··· DATASET ROWS ···

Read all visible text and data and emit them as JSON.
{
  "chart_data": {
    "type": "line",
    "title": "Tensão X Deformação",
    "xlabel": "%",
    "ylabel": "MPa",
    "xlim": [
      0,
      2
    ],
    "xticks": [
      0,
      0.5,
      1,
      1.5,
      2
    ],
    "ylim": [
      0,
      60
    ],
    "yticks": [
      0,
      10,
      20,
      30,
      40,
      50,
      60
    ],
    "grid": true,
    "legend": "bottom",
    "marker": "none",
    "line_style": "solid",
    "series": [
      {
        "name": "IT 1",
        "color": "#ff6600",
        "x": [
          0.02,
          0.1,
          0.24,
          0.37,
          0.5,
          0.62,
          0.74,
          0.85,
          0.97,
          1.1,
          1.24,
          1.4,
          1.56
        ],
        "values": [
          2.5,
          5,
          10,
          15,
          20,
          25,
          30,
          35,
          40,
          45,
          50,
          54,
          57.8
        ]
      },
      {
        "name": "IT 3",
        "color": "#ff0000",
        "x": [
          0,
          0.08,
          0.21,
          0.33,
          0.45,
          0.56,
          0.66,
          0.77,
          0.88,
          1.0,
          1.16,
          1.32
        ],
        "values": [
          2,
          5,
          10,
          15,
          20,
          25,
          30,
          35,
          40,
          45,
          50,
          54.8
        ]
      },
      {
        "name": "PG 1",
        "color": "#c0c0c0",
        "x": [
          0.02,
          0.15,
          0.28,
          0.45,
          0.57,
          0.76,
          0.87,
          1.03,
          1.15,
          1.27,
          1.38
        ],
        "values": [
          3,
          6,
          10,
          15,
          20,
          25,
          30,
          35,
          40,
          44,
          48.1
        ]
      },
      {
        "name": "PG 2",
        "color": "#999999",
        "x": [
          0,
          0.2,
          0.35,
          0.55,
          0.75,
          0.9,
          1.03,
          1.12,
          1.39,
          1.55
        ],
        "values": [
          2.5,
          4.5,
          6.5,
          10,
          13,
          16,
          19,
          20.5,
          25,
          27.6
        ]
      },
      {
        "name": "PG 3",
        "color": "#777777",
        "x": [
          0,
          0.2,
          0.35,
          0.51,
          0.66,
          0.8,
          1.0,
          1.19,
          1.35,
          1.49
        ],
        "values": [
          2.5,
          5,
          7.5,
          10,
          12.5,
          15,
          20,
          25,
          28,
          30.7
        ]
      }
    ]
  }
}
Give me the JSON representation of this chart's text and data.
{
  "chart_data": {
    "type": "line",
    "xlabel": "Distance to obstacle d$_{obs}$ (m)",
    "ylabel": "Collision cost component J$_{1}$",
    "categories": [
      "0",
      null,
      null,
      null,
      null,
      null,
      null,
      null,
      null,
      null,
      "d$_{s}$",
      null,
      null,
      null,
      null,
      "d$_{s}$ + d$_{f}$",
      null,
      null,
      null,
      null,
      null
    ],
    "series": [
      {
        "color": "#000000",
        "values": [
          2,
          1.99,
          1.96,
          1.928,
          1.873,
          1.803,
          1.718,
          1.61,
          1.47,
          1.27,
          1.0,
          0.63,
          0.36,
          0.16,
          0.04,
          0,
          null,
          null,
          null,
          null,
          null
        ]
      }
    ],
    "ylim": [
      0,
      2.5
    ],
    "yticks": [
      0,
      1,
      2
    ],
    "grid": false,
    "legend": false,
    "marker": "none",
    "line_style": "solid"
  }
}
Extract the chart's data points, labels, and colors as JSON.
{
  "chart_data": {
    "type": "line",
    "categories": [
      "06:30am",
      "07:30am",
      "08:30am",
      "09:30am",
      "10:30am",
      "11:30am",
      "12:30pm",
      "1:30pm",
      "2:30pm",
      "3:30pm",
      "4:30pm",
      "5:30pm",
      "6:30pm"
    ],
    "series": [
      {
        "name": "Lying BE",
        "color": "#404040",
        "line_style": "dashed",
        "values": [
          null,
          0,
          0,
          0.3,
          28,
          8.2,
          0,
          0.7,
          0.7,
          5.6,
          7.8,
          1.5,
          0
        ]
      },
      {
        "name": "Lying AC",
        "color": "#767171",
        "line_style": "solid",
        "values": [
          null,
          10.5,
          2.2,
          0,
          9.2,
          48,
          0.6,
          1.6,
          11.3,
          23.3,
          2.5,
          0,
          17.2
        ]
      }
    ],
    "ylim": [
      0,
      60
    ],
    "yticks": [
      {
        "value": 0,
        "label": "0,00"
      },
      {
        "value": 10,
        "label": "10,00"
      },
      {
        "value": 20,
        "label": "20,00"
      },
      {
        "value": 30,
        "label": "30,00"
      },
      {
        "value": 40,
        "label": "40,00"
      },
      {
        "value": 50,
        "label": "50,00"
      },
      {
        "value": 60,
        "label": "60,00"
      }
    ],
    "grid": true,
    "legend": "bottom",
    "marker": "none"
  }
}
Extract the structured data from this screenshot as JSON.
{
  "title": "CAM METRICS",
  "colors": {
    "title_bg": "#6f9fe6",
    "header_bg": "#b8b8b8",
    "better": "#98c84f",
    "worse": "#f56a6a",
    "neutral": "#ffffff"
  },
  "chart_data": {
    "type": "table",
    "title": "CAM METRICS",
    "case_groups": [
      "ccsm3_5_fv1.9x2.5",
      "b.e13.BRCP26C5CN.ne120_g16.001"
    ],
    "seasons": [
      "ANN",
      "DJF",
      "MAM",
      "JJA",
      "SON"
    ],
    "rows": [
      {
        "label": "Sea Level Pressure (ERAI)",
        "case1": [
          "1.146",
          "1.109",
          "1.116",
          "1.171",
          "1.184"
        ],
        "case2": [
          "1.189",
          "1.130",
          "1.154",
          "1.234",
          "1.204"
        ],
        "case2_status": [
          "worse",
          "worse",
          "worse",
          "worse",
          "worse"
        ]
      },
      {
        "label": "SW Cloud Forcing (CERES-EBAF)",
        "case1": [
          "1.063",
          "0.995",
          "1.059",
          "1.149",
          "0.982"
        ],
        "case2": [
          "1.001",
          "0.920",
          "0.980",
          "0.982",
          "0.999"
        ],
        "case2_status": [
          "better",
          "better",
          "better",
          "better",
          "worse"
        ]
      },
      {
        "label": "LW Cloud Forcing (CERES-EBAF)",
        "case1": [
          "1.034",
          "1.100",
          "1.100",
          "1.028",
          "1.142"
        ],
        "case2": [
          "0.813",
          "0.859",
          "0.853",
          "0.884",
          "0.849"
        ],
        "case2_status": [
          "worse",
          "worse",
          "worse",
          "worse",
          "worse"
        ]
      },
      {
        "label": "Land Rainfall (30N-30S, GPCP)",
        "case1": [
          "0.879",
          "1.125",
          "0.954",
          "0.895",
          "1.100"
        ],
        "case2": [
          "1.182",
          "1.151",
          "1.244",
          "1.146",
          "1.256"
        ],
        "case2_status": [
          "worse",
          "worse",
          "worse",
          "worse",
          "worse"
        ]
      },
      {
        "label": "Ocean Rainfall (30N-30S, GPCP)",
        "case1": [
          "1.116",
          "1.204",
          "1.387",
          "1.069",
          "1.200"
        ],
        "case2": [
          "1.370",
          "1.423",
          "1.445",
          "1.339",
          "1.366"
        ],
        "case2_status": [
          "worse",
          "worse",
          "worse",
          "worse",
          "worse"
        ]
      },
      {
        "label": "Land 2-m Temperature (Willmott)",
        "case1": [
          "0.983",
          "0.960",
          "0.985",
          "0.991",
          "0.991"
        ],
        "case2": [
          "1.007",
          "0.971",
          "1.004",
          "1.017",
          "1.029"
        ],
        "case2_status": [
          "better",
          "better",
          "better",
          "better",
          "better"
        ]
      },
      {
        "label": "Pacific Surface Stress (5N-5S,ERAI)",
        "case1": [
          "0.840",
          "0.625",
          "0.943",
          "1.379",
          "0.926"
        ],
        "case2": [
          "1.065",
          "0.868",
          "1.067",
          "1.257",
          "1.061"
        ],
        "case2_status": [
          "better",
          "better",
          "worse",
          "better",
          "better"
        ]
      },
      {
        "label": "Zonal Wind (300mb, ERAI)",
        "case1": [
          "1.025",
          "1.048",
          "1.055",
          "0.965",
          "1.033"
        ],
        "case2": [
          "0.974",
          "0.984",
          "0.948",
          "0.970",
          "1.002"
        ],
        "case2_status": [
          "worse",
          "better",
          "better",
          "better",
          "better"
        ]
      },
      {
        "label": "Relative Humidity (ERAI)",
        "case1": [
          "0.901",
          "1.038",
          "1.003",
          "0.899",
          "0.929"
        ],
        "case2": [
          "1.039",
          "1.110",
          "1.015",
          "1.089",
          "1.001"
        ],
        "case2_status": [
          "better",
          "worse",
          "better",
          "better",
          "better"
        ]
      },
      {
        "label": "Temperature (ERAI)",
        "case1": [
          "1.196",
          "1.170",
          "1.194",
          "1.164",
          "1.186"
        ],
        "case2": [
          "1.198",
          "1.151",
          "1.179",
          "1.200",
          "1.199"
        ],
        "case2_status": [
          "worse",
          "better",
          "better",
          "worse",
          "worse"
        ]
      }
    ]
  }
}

···

What is the number of lines in the data that hold the string "Forcing"? Answer with the number only.

2